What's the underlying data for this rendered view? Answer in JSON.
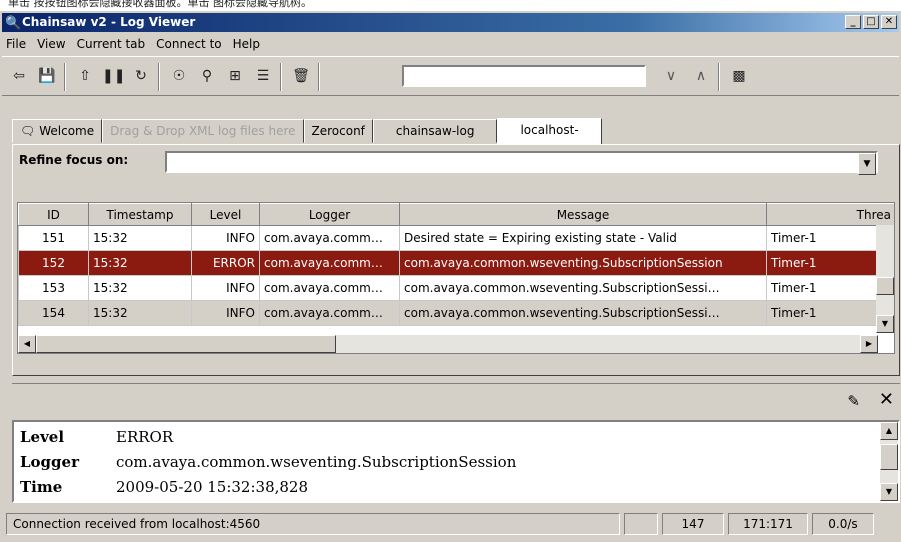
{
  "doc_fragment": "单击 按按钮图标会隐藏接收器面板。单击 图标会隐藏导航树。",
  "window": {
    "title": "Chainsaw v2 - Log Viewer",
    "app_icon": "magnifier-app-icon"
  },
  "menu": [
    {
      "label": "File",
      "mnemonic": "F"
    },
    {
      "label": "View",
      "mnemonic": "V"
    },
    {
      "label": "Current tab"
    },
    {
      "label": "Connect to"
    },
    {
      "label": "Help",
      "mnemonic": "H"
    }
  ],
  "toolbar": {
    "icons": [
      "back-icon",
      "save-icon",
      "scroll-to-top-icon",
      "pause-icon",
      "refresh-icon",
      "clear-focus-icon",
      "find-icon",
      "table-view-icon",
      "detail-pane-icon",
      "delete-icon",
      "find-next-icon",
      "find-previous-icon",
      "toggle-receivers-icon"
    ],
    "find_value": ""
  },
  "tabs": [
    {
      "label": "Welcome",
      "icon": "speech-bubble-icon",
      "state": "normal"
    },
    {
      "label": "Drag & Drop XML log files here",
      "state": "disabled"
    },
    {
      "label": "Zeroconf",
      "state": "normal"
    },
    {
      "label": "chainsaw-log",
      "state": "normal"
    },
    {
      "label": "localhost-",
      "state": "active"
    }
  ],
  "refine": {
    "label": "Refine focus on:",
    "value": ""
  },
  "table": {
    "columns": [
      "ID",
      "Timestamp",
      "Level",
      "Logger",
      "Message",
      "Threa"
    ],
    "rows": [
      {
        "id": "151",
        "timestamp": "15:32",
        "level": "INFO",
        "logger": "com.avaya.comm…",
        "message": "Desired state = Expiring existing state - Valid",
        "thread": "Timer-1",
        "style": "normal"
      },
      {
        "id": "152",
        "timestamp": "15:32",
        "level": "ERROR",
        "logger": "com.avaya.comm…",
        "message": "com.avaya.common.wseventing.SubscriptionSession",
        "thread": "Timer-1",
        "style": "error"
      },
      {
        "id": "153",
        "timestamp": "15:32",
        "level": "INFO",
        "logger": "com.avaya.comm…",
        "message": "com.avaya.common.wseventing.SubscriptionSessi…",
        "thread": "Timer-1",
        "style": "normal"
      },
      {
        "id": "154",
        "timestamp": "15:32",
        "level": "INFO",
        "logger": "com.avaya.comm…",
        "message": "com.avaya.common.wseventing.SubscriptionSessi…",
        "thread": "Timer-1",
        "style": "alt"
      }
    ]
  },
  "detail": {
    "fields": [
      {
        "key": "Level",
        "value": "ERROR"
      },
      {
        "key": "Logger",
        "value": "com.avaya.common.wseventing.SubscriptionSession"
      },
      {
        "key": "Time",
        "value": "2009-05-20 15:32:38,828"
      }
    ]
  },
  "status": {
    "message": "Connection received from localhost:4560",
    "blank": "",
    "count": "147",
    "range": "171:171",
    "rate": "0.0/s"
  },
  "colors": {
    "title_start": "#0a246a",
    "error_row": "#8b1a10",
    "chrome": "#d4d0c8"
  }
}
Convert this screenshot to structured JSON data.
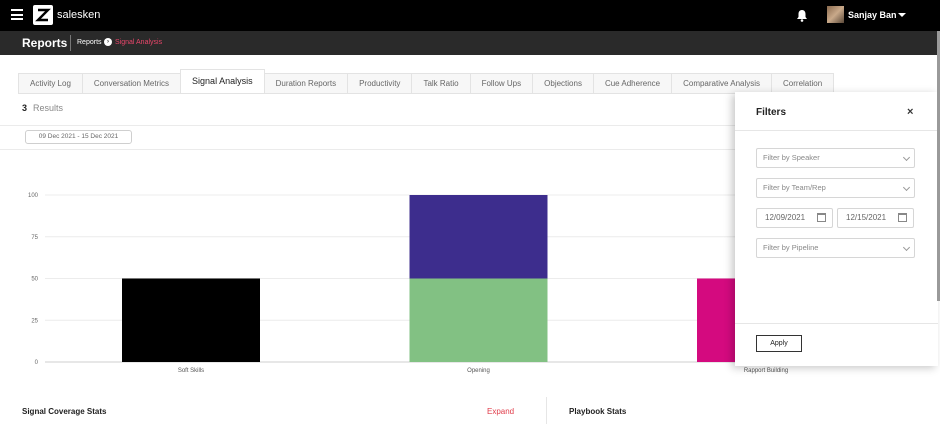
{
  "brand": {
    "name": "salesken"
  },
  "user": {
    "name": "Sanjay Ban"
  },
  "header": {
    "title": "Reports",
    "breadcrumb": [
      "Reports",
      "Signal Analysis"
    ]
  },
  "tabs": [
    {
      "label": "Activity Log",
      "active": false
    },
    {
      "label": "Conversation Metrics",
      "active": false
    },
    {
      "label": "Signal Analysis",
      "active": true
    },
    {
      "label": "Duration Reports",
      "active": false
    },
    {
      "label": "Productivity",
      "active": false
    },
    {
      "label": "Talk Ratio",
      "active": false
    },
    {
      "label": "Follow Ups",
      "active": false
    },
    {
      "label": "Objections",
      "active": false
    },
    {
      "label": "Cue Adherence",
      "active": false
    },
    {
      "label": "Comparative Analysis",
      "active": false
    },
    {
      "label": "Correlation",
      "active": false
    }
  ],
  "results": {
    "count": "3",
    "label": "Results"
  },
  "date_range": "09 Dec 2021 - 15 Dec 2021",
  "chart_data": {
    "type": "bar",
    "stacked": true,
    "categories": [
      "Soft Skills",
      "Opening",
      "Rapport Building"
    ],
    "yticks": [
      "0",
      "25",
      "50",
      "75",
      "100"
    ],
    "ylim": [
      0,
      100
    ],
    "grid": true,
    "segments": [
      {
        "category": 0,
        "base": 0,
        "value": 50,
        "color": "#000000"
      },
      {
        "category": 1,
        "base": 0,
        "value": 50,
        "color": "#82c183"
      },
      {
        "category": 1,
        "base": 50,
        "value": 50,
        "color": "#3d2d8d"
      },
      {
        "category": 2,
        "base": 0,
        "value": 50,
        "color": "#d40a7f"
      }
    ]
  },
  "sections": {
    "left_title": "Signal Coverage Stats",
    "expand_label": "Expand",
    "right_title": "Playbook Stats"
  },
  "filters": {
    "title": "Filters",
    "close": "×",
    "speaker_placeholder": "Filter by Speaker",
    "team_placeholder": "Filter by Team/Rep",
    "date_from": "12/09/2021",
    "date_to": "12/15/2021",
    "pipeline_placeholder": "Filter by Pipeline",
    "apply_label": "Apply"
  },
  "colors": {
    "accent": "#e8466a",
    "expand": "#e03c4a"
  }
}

--

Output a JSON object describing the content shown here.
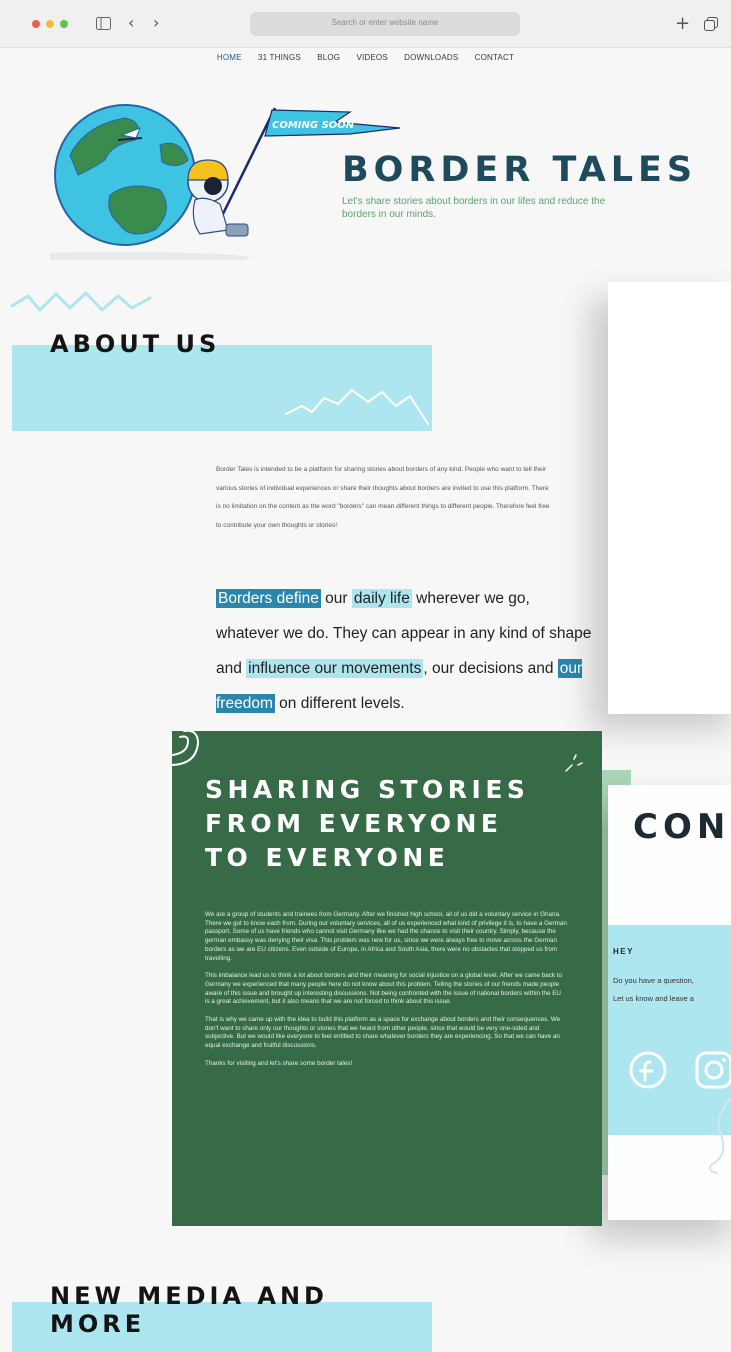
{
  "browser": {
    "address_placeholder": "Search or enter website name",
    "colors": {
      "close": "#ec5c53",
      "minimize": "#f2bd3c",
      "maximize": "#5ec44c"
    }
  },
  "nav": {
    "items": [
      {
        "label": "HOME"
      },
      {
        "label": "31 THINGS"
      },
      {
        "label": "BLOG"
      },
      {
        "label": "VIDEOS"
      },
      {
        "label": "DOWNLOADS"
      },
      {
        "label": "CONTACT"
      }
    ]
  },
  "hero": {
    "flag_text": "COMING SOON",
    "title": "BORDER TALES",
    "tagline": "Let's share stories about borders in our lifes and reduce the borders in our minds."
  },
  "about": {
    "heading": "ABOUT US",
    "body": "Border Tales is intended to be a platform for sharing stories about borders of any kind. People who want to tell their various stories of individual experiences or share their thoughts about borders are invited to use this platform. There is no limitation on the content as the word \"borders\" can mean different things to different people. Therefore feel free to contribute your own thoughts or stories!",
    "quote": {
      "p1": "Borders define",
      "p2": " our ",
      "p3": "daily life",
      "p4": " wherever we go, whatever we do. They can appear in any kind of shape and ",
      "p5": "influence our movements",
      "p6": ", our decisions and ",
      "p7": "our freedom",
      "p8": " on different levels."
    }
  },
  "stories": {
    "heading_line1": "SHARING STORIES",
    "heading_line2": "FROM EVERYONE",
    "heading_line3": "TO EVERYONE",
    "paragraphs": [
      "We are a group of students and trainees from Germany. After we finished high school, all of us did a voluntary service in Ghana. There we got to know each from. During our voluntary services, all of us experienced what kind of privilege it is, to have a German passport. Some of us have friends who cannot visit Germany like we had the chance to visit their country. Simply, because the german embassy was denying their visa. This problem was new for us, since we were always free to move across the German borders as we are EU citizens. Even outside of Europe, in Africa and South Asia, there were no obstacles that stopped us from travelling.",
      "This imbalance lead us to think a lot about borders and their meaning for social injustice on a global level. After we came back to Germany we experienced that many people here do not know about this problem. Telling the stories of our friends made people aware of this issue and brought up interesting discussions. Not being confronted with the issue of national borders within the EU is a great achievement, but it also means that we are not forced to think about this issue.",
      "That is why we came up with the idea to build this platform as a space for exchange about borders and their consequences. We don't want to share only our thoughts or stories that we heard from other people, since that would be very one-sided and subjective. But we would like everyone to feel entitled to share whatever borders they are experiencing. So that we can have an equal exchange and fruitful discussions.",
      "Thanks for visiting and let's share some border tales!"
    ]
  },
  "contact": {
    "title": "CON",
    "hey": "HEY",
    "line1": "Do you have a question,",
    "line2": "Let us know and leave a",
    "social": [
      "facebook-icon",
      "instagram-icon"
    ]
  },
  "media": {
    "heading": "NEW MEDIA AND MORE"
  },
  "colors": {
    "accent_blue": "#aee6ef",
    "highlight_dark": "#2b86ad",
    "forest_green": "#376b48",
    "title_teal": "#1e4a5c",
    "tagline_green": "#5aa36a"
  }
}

→ **Aim of the task**: Report the number of lines above containing the word "different", with no other text.

→ **Worked solution**: 2